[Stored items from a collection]
++++++++
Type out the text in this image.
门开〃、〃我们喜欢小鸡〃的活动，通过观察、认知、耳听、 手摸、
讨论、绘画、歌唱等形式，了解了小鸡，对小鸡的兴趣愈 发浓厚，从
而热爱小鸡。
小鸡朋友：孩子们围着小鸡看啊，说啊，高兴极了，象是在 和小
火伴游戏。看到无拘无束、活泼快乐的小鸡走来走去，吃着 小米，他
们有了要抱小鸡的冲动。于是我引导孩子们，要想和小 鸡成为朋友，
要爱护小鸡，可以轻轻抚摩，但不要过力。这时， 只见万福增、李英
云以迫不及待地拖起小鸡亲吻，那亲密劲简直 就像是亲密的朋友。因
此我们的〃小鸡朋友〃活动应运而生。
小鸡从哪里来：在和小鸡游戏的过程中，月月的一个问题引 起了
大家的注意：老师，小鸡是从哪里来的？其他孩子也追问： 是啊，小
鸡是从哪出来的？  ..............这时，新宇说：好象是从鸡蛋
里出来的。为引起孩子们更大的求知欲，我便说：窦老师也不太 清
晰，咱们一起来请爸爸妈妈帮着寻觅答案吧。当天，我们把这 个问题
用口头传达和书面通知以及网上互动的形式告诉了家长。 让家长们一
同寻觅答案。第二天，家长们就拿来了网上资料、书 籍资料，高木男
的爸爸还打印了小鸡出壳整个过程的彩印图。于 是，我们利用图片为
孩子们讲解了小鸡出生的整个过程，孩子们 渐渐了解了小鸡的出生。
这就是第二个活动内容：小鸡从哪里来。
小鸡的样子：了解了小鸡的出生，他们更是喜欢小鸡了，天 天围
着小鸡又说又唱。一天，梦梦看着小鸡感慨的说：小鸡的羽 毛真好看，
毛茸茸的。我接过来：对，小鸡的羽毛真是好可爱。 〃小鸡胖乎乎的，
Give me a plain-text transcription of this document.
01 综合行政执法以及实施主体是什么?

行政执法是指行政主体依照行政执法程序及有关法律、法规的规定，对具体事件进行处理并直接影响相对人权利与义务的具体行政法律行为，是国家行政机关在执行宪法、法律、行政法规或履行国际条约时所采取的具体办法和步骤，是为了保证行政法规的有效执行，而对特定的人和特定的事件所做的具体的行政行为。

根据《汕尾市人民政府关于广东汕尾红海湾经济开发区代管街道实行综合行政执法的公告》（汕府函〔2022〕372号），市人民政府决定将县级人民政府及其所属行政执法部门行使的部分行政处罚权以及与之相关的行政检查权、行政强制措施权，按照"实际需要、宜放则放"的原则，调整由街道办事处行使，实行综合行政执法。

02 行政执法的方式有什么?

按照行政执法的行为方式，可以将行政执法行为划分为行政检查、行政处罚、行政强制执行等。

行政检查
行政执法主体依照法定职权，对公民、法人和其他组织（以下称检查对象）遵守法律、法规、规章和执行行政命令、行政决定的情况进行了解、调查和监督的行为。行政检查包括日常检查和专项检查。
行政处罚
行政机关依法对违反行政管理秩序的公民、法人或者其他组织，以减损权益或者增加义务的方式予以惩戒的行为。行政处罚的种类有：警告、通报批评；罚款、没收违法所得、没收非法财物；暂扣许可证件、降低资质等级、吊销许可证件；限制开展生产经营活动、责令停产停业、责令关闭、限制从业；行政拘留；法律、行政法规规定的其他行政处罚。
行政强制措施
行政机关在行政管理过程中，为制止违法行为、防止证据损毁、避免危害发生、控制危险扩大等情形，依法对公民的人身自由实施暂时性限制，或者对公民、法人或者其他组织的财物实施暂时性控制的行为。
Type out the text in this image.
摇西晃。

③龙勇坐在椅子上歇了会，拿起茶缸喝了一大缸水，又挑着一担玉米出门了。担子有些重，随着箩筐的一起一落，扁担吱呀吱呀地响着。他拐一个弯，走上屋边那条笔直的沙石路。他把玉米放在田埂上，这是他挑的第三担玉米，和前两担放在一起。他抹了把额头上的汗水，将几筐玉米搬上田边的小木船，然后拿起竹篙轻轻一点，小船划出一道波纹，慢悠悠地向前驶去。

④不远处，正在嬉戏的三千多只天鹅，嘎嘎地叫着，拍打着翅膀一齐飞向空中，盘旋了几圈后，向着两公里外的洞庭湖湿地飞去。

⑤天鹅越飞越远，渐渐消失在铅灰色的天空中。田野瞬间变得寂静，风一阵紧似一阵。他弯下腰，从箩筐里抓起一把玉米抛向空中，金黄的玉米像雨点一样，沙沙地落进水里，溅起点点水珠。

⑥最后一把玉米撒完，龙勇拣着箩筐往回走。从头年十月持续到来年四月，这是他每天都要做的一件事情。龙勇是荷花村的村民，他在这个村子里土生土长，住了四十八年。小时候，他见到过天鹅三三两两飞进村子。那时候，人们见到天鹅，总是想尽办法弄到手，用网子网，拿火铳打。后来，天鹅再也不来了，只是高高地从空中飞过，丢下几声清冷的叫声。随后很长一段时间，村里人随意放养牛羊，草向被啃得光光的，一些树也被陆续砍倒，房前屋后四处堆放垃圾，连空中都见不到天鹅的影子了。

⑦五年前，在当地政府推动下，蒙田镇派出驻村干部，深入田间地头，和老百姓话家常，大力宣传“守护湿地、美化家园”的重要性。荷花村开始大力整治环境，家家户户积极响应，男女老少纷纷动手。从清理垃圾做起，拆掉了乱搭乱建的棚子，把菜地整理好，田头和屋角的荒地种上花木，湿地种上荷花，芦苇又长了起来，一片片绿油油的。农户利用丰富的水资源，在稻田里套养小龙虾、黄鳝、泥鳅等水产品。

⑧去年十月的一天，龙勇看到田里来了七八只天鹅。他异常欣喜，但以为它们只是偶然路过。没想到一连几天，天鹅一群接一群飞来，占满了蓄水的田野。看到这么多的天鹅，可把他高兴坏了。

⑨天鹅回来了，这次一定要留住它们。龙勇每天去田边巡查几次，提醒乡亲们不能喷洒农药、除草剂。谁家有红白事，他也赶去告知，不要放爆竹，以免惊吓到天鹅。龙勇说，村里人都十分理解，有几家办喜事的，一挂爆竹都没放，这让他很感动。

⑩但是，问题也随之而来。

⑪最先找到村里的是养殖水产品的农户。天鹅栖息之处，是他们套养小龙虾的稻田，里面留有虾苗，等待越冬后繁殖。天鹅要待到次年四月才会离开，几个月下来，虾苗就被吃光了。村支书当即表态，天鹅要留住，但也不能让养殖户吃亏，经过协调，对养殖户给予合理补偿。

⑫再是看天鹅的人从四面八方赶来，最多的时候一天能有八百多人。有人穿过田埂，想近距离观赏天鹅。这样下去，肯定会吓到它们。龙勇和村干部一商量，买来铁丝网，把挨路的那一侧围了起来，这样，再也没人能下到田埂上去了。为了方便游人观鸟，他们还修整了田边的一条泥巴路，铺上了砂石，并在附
++++++++
§ **What the task requires**
Your task is to reproduce the whole listing exactly.

§ **Response**
Type out the text in this image.
门开〃、〃我们喜欢小鸡〃的活动，通过观察、认知、耳听、 手摸、
讨论、绘画、歌唱等形式，了解了小鸡，对小鸡的兴趣愈 发浓厚，从
而热爱小鸡。
小鸡朋友：孩子们围着小鸡看啊，说啊，高兴极了，象是在 和小
火伴游戏。看到无拘无束、活泼快乐的小鸡走来走去，吃着 小米，他
们有了要抱小鸡的冲动。于是我引导孩子们，要想和小 鸡成为朋友，
要爱护小鸡，可以轻轻抚摩，但不要过力。这时， 只见万福增、李英
云以迫不及待地拖起小鸡亲吻，那亲密劲简直 就像是亲密的朋友。因
此我们的〃小鸡朋友〃活动应运而生。
小鸡从哪里来：在和小鸡游戏的过程中，月月的一个问题引 起了
大家的注意：老师，小鸡是从哪里来的？其他孩子也追问： 是啊，小
鸡是从哪出来的？  ..............这时，新宇说：好象是从鸡蛋
里出来的。为引起孩子们更大的求知欲，我便说：窦老师也不太 清
晰，咱们一起来请爸爸妈妈帮着寻觅答案吧。当天，我们把这 个问题
用口头传达和书面通知以及网上互动的形式告诉了家长。 让家长们一
同寻觅答案。第二天，家长们就拿来了网上资料、书 籍资料，高木男
的爸爸还打印了小鸡出壳整个过程的彩印图。于 是，我们利用图片为
孩子们讲解了小鸡出生的整个过程，孩子们 渐渐了解了小鸡的出生。
这就是第二个活动内容：小鸡从哪里来。
小鸡的样子：了解了小鸡的出生，他们更是喜欢小鸡了，天 天围
着小鸡又说又唱。一天，梦梦看着小鸡感慨的说：小鸡的羽 毛真好看，
毛茸茸的。我接过来：对，小鸡的羽毛真是好可爱。 〃小鸡胖乎乎的，
Give me a plain-text transcription of this document.
01 综合行政执法以及实施主体是什么?

行政执法是指行政主体依照行政执法程序及有关法律、法规的规定，对具体事件进行处理并直接影响相对人权利与义务的具体行政法律行为，是国家行政机关在执行宪法、法律、行政法规或履行国际条约时所采取的具体办法和步骤，是为了保证行政法规的有效执行，而对特定的人和特定的事件所做的具体的行政行为。

根据《汕尾市人民政府关于广东汕尾红海湾经济开发区代管街道实行综合行政执法的公告》（汕府函〔2022〕372号），市人民政府决定将县级人民政府及其所属行政执法部门行使的部分行政处罚权以及与之相关的行政检查权、行政强制措施权，按照"实际需要、宜放则放"的原则，调整由街道办事处行使，实行综合行政执法。

02 行政执法的方式有什么?

按照行政执法的行为方式，可以将行政执法行为划分为行政检查、行政处罚、行政强制执行等。

行政检查
行政执法主体依照法定职权，对公民、法人和其他组织（以下称检查对象）遵守法律、法规、规章和执行行政命令、行政决定的情况进行了解、调查和监督的行为。行政检查包括日常检查和专项检查。
行政处罚
行政机关依法对违反行政管理秩序的公民、法人或者其他组织，以减损权益或者增加义务的方式予以惩戒的行为。行政处罚的种类有：警告、通报批评；罚款、没收违法所得、没收非法财物；暂扣许可证件、降低资质等级、吊销许可证件；限制开展生产经营活动、责令停产停业、责令关闭、限制从业；行政拘留；法律、行政法规规定的其他行政处罚。
行政强制措施
行政机关在行政管理过程中，为制止违法行为、防止证据损毁、避免危害发生、控制危险扩大等情形，依法对公民的人身自由实施暂时性限制，或者对公民、法人或者其他组织的财物实施暂时性控制的行为。
Type out the text in this image.
摇西晃。

③龙勇坐在椅子上歇了会，拿起茶缸喝了一大缸水，又挑着一担玉米出门了。担子有些重，随着箩筐的一起一落，扁担吱呀吱呀地响着。他拐一个弯，走上屋边那条笔直的沙石路。他把玉米放在田埂上，这是他挑的第三担玉米，和前两担放在一起。他抹了把额头上的汗水，将几筐玉米搬上田边的小木船，然后拿起竹篙轻轻一点，小船划出一道波纹，慢悠悠地向前驶去。

④不远处，正在嬉戏的三千多只天鹅，嘎嘎地叫着，拍打着翅膀一齐飞向空中，盘旋了几圈后，向着两公里外的洞庭湖湿地飞去。

⑤天鹅越飞越远，渐渐消失在铅灰色的天空中。田野瞬间变得寂静，风一阵紧似一阵。他弯下腰，从箩筐里抓起一把玉米抛向空中，金黄的玉米像雨点一样，沙沙地落进水里，溅起点点水珠。

⑥最后一把玉米撒完，龙勇拣着箩筐往回走。从头年十月持续到来年四月，这是他每天都要做的一件事情。龙勇是荷花村的村民，他在这个村子里土生土长，住了四十八年。小时候，他见到过天鹅三三两两飞进村子。那时候，人们见到天鹅，总是想尽办法弄到手，用网子网，拿火铳打。后来，天鹅再也不来了，只是高高地从空中飞过，丢下几声清冷的叫声。随后很长一段时间，村里人随意放养牛羊，草向被啃得光光的，一些树也被陆续砍倒，房前屋后四处堆放垃圾，连空中都见不到天鹅的影子了。

⑦五年前，在当地政府推动下，蒙田镇派出驻村干部，深入田间地头，和老百姓话家常，大力宣传“守护湿地、美化家园”的重要性。荷花村开始大力整治环境，家家户户积极响应，男女老少纷纷动手。从清理垃圾做起，拆掉了乱搭乱建的棚子，把菜地整理好，田头和屋角的荒地种上花木，湿地种上荷花，芦苇又长了起来，一片片绿油油的。农户利用丰富的水资源，在稻田里套养小龙虾、黄鳝、泥鳅等水产品。

⑧去年十月的一天，龙勇看到田里来了七八只天鹅。他异常欣喜，但以为它们只是偶然路过。没想到一连几天，天鹅一群接一群飞来，占满了蓄水的田野。看到这么多的天鹅，可把他高兴坏了。

⑨天鹅回来了，这次一定要留住它们。龙勇每天去田边巡查几次，提醒乡亲们不能喷洒农药、除草剂。谁家有红白事，他也赶去告知，不要放爆竹，以免惊吓到天鹅。龙勇说，村里人都十分理解，有几家办喜事的，一挂爆竹都没放，这让他很感动。

⑩但是，问题也随之而来。

⑪最先找到村里的是养殖水产品的农户。天鹅栖息之处，是他们套养小龙虾的稻田，里面留有虾苗，等待越冬后繁殖。天鹅要待到次年四月才会离开，几个月下来，虾苗就被吃光了。村支书当即表态，天鹅要留住，但也不能让养殖户吃亏，经过协调，对养殖户给予合理补偿。

⑫再是看天鹅的人从四面八方赶来，最多的时候一天能有八百多人。有人穿过田埂，想近距离观赏天鹅。这样下去，肯定会吓到它们。龙勇和村干部一商量，买来铁丝网，把挨路的那一侧围了起来，这样，再也没人能下到田埂上去了。为了方便游人观鸟，他们还修整了田边的一条泥巴路，铺上了砂石，并在附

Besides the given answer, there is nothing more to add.